● OBJECTIVE: Turn the lines below into a Markdown table with two columns, Row and Line, numbering each row and skipping blank lines. Leave the pictures out of the answer.

Entries drawn from a collection
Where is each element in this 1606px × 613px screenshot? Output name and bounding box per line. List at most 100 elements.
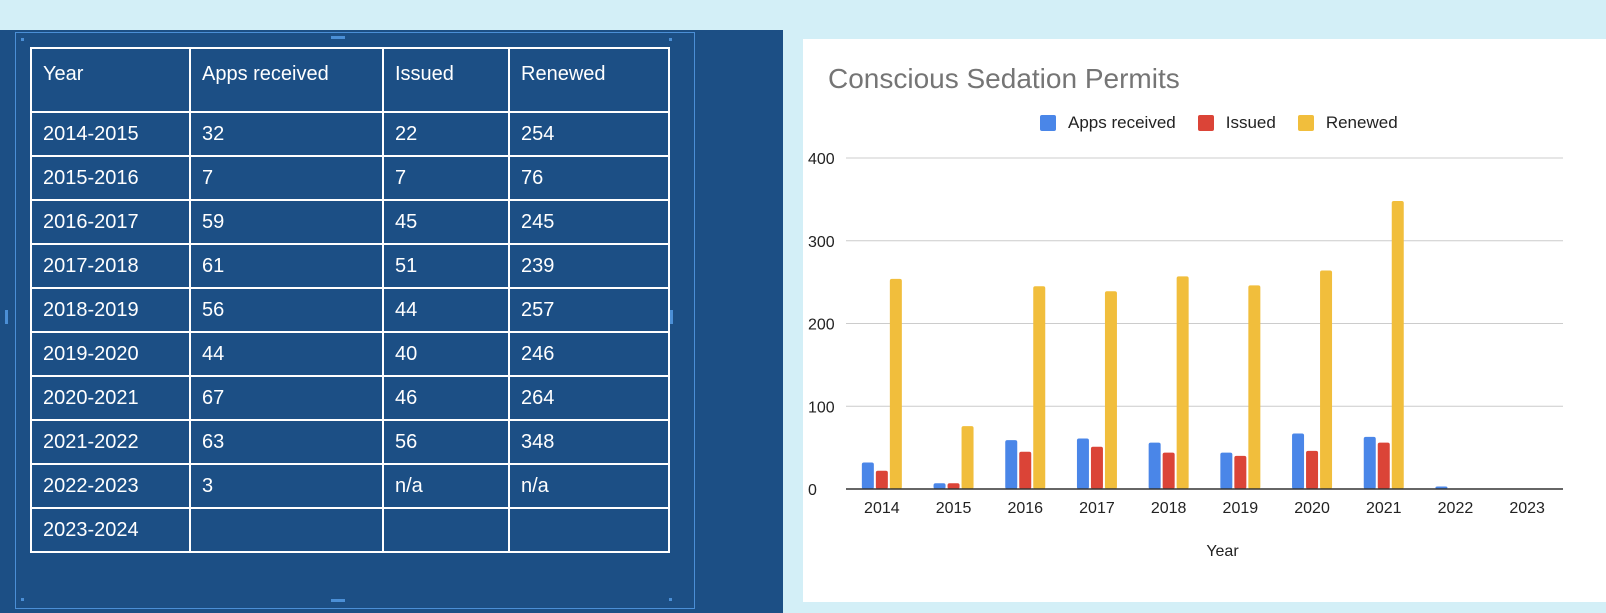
header-cell-issued[interactable]: Issued: [382, 47, 510, 113]
table-cell[interactable]: 348: [508, 419, 670, 465]
table-cell[interactable]: 2019-2020: [30, 331, 191, 377]
table-row: 2021-2022 63 56 348: [30, 419, 670, 465]
bar-apps-received: [1292, 433, 1305, 489]
table-cell[interactable]: 3: [189, 463, 384, 509]
legend-item-issued[interactable]: Issued: [1197, 113, 1276, 133]
resize-handle-left[interactable]: [5, 310, 8, 324]
chart-title: Conscious Sedation Permits: [828, 63, 1180, 94]
table-cell[interactable]: n/a: [508, 463, 670, 509]
table-cell[interactable]: 239: [508, 243, 670, 289]
table-cell[interactable]: n/a: [382, 463, 510, 509]
resize-handle-corner[interactable]: [21, 598, 24, 601]
x-tick-label: 2015: [936, 500, 972, 517]
table-cell[interactable]: 2023-2024: [30, 507, 191, 553]
table-cell[interactable]: 22: [382, 111, 510, 157]
table-cell[interactable]: 7: [189, 155, 384, 201]
header-cell-renewed[interactable]: Renewed: [508, 47, 670, 113]
table-cell[interactable]: 67: [189, 375, 384, 421]
y-tick-label: 300: [808, 234, 835, 251]
table-row: 2018-2019 56 44 257: [30, 287, 670, 333]
x-tick-label: 2014: [864, 500, 900, 517]
table-header-row: Year Apps received Issued Renewed: [30, 47, 670, 113]
bar-apps-received: [1363, 436, 1376, 489]
legend-item-apps-received[interactable]: Apps received: [1040, 113, 1176, 133]
x-tick-label: 2019: [1223, 500, 1259, 517]
bar-issued: [1162, 452, 1175, 489]
bar-issued: [875, 470, 888, 489]
table-cell[interactable]: 40: [382, 331, 510, 377]
table-cell[interactable]: 254: [508, 111, 670, 157]
table-cell[interactable]: 2021-2022: [30, 419, 191, 465]
table-cell[interactable]: 245: [508, 199, 670, 245]
table-cell[interactable]: 264: [508, 375, 670, 421]
table-selection-frame[interactable]: [15, 32, 695, 609]
chart-panel[interactable]: Conscious Sedation Permits Apps received…: [803, 39, 1606, 602]
table-cell[interactable]: 2022-2023: [30, 463, 191, 509]
table-cell[interactable]: 2015-2016: [30, 155, 191, 201]
x-tick-label: 2021: [1366, 500, 1402, 517]
table-cell[interactable]: 7: [382, 155, 510, 201]
bar-renewed: [1104, 291, 1117, 489]
y-tick-label: 100: [808, 399, 835, 416]
table-cell[interactable]: 45: [382, 199, 510, 245]
resize-handle-right[interactable]: [670, 310, 673, 324]
table-cell[interactable]: 246: [508, 331, 670, 377]
resize-handle-corner[interactable]: [669, 598, 672, 601]
table-cell[interactable]: 44: [382, 287, 510, 333]
table-row: 2016-2017 59 45 245: [30, 199, 670, 245]
header-cell-apps-received[interactable]: Apps received: [189, 47, 384, 113]
table-cell[interactable]: [382, 507, 510, 553]
permits-table: Year Apps received Issued Renewed 2014-2…: [30, 47, 670, 553]
table-cell[interactable]: 2018-2019: [30, 287, 191, 333]
table-cell[interactable]: 51: [382, 243, 510, 289]
legend-item-renewed[interactable]: Renewed: [1297, 113, 1398, 133]
resize-handle-corner[interactable]: [669, 38, 672, 41]
header-cell-year[interactable]: Year: [30, 47, 191, 113]
legend-label-issued: Issued: [1225, 113, 1276, 132]
table-panel: Year Apps received Issued Renewed 2014-2…: [0, 30, 783, 613]
table-cell[interactable]: 2016-2017: [30, 199, 191, 245]
resize-handle-top[interactable]: [331, 36, 345, 39]
table-cell[interactable]: 61: [189, 243, 384, 289]
bar-issued: [1306, 450, 1319, 489]
legend-swatch-renewed: [1297, 115, 1314, 131]
x-tick-label: 2022: [1438, 500, 1474, 517]
table-row: 2023-2024: [30, 507, 670, 553]
table-cell[interactable]: 56: [189, 287, 384, 333]
table-cell[interactable]: 44: [189, 331, 384, 377]
table-cell[interactable]: 76: [508, 155, 670, 201]
chart-legend: Apps received Issued Renewed: [1040, 113, 1420, 133]
bar-apps-received: [1076, 438, 1089, 489]
table-cell[interactable]: [508, 507, 670, 553]
bar-apps-received: [1005, 440, 1018, 489]
bar-apps-received: [933, 483, 946, 489]
y-tick-label: 400: [808, 151, 835, 168]
table-cell[interactable]: 32: [189, 111, 384, 157]
x-tick-label: 2016: [1007, 500, 1043, 517]
resize-handle-corner[interactable]: [21, 38, 24, 41]
table-row: 2017-2018 61 51 239: [30, 243, 670, 289]
bar-renewed: [1391, 201, 1404, 489]
y-tick-label: 0: [808, 482, 817, 499]
table-cell[interactable]: 46: [382, 375, 510, 421]
table-cell[interactable]: 2017-2018: [30, 243, 191, 289]
table-cell[interactable]: 63: [189, 419, 384, 465]
x-axis-title: Year: [1206, 543, 1239, 560]
x-tick-label: 2018: [1151, 500, 1187, 517]
table-cell[interactable]: [189, 507, 384, 553]
bar-renewed: [889, 278, 902, 489]
bar-apps-received: [1220, 452, 1233, 489]
y-tick-label: 200: [808, 317, 835, 334]
x-tick-label: 2017: [1079, 500, 1115, 517]
bar-renewed: [961, 426, 974, 489]
resize-handle-bottom[interactable]: [331, 599, 345, 602]
bar-renewed: [1176, 276, 1189, 489]
legend-label-apps-received: Apps received: [1068, 113, 1176, 132]
table-cell[interactable]: 257: [508, 287, 670, 333]
table-cell[interactable]: 2020-2021: [30, 375, 191, 421]
table-cell[interactable]: 56: [382, 419, 510, 465]
table-cell[interactable]: 2014-2015: [30, 111, 191, 157]
bar-renewed: [1320, 270, 1333, 489]
bar-issued: [947, 483, 960, 489]
table-cell[interactable]: 59: [189, 199, 384, 245]
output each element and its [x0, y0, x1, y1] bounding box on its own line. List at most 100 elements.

● SOLUTION TO THE PROBLEM:
| Row | Line |
|---|---|
| 1 | Where is each element in this 1606px × 613px screenshot? Output name and bounding box per line. List at most 100 elements. |
| 2 | header-cell-issued[interactable]: Issued: [382, 47, 510, 113] |
| 3 | table-cell[interactable]: 348: [508, 419, 670, 465] |
| 4 | table-cell[interactable]: 2019-2020: [30, 331, 191, 377] |
| 5 | table-row: 2021-2022 63 56 348: [30, 419, 670, 465] |
| 6 | bar-apps-received: [1292, 433, 1305, 489] |
| 7 | table-cell[interactable]: 3: [189, 463, 384, 509] |
| 8 | legend-item-issued[interactable]: Issued: [1197, 113, 1276, 133] |
| 9 | resize-handle-left[interactable]: [5, 310, 8, 324] |
| 10 | chart-title: Conscious Sedation Permits: [828, 63, 1180, 94] |
| 11 | table-cell[interactable]: n/a: [508, 463, 670, 509] |
| 12 | table-cell[interactable]: 239: [508, 243, 670, 289] |
| 13 | table-cell[interactable]: n/a: [382, 463, 510, 509] |
| 14 | resize-handle-corner[interactable]: [21, 598, 24, 601] |
| 15 | x-tick-label: 2015: [936, 500, 972, 517] |
| 16 | table-cell[interactable]: 2023-2024: [30, 507, 191, 553] |
| 17 | table-cell[interactable]: 22: [382, 111, 510, 157] |
| 18 | table-cell[interactable]: 7: [189, 155, 384, 201] |
| 19 | header-cell-renewed[interactable]: Renewed: [508, 47, 670, 113] |
| 20 | table-cell[interactable]: 67: [189, 375, 384, 421] |
| 21 | y-tick-label: 300: [808, 234, 835, 251] |
| 22 | table-row: 2018-2019 56 44 257: [30, 287, 670, 333] |
| 23 | x-tick-label: 2014: [864, 500, 900, 517] |
| 24 | table-header-row: Year Apps received Issued Renewed: [30, 47, 670, 113] |
| 25 | bar-apps-received: [1363, 436, 1376, 489] |
| 26 | legend-item-apps-received[interactable]: Apps received: [1040, 113, 1176, 133] |
| 27 | x-tick-label: 2019: [1223, 500, 1259, 517] |
| 28 | bar-issued: [1162, 452, 1175, 489] |
| 29 | bar-issued: [875, 470, 888, 489] |
| 30 | table-cell[interactable]: 40: [382, 331, 510, 377] |
| 31 | table-cell[interactable]: 254: [508, 111, 670, 157] |
| 32 | table-cell[interactable]: 2021-2022: [30, 419, 191, 465] |
| 33 | table-cell[interactable]: 245: [508, 199, 670, 245] |
| 34 | table-cell[interactable]: 264: [508, 375, 670, 421] |
| 35 | table-selection-frame[interactable]: [15, 32, 695, 609] |
| 36 | chart-panel[interactable]: Conscious Sedation Permits Apps received…: [803, 39, 1606, 602] |
| 37 | table-cell[interactable]: 2022-2023: [30, 463, 191, 509] |
| 38 | table-cell[interactable]: 2015-2016: [30, 155, 191, 201] |
| 39 | x-tick-label: 2021: [1366, 500, 1402, 517] |
| 40 | table-cell[interactable]: 7: [382, 155, 510, 201] |
| 41 | bar-renewed: [1104, 291, 1117, 489] |
| 42 | y-tick-label: 100: [808, 399, 835, 416] |
| 43 | table-cell[interactable]: 45: [382, 199, 510, 245] |
| 44 | resize-handle-right[interactable]: [670, 310, 673, 324] |
| 45 | table-cell[interactable]: 246: [508, 331, 670, 377] |
| 46 | resize-handle-corner[interactable]: [669, 598, 672, 601] |
| 47 | table-cell[interactable]: 44: [382, 287, 510, 333] |
| 48 | table-row: 2016-2017 59 45 245: [30, 199, 670, 245] |
| 49 | header-cell-apps-received[interactable]: Apps received: [189, 47, 384, 113] |
| 50 | table-cell[interactable]: [382, 507, 510, 553] |
| 51 | permits-table: Year Apps received Issued Renewed 2014-2…: [30, 47, 670, 553] |
| 52 | table-cell[interactable]: 2018-2019: [30, 287, 191, 333] |
| 53 | table-cell[interactable]: 51: [382, 243, 510, 289] |
| 54 | legend-item-renewed[interactable]: Renewed: [1297, 113, 1398, 133] |
| 55 | resize-handle-corner[interactable]: [669, 38, 672, 41] |
| 56 | header-cell-year[interactable]: Year: [30, 47, 191, 113] |
| 57 | legend-label-issued: Issued: [1225, 113, 1276, 132] |
| 58 | table-panel: Year Apps received Issued Renewed 2014-2…: [0, 30, 783, 613] |
| 59 | table-cell[interactable]: 2016-2017: [30, 199, 191, 245] |
| 60 | resize-handle-top[interactable]: [331, 36, 345, 39] |
| 61 | table-cell[interactable]: 61: [189, 243, 384, 289] |
| 62 | bar-issued: [1306, 450, 1319, 489] |
| 63 | legend-swatch-renewed: [1297, 115, 1314, 131] |
| 64 | x-tick-label: 2022: [1438, 500, 1474, 517] |
| 65 | table-row: 2023-2024: [30, 507, 670, 553] |
| 66 | table-cell[interactable]: 56: [189, 287, 384, 333] |
| 67 | table-cell[interactable]: 44: [189, 331, 384, 377] |
| 68 | table-cell[interactable]: 76: [508, 155, 670, 201] |
| 69 | chart-legend: Apps received Issued Renewed: [1040, 113, 1420, 133] |
| 70 | bar-apps-received: [1076, 438, 1089, 489] |
| 71 | table-cell[interactable]: [508, 507, 670, 553] |
| 72 | bar-apps-received: [1005, 440, 1018, 489] |
| 73 | bar-apps-received: [933, 483, 946, 489] |
| 74 | y-tick-label: 400: [808, 151, 835, 168] |
| 75 | table-cell[interactable]: 32: [189, 111, 384, 157] |
| 76 | x-tick-label: 2016: [1007, 500, 1043, 517] |
| 77 | resize-handle-corner[interactable]: [21, 38, 24, 41] |
| 78 | table-row: 2017-2018 61 51 239: [30, 243, 670, 289] |
| 79 | bar-renewed: [1391, 201, 1404, 489] |
| 80 | y-tick-label: 0: [808, 482, 817, 499] |
| 81 | table-cell[interactable]: 46: [382, 375, 510, 421] |
| 82 | table-cell[interactable]: 2017-2018: [30, 243, 191, 289] |
| 83 | table-cell[interactable]: 63: [189, 419, 384, 465] |
| 84 | x-axis-title: Year: [1206, 543, 1239, 560] |
| 85 | x-tick-label: 2018: [1151, 500, 1187, 517] |
| 86 | table-cell[interactable]: [189, 507, 384, 553] |
| 87 | bar-renewed: [889, 278, 902, 489] |
| 88 | bar-apps-received: [1220, 452, 1233, 489] |
| 89 | y-tick-label: 200: [808, 317, 835, 334] |
| 90 | x-tick-label: 2017: [1079, 500, 1115, 517] |
| 91 | bar-renewed: [961, 426, 974, 489] |
| 92 | resize-handle-bottom[interactable]: [331, 599, 345, 602] |
| 93 | bar-renewed: [1176, 276, 1189, 489] |
| 94 | legend-label-apps-received: Apps received: [1068, 113, 1176, 132] |
| 95 | table-cell[interactable]: 257: [508, 287, 670, 333] |
| 96 | table-cell[interactable]: 2020-2021: [30, 375, 191, 421] |
| 97 | table-cell[interactable]: 56: [382, 419, 510, 465] |
| 98 | table-cell[interactable]: 2014-2015: [30, 111, 191, 157] |
| 99 | bar-renewed: [1320, 270, 1333, 489] |
| 100 | bar-issued: [947, 483, 960, 489] |
| 101 | table-cell[interactable]: 59: [189, 199, 384, 245] |
| 102 | output each element and its [x0, y0, x1, y1] bounding box on its own line. List at most 100 elements. |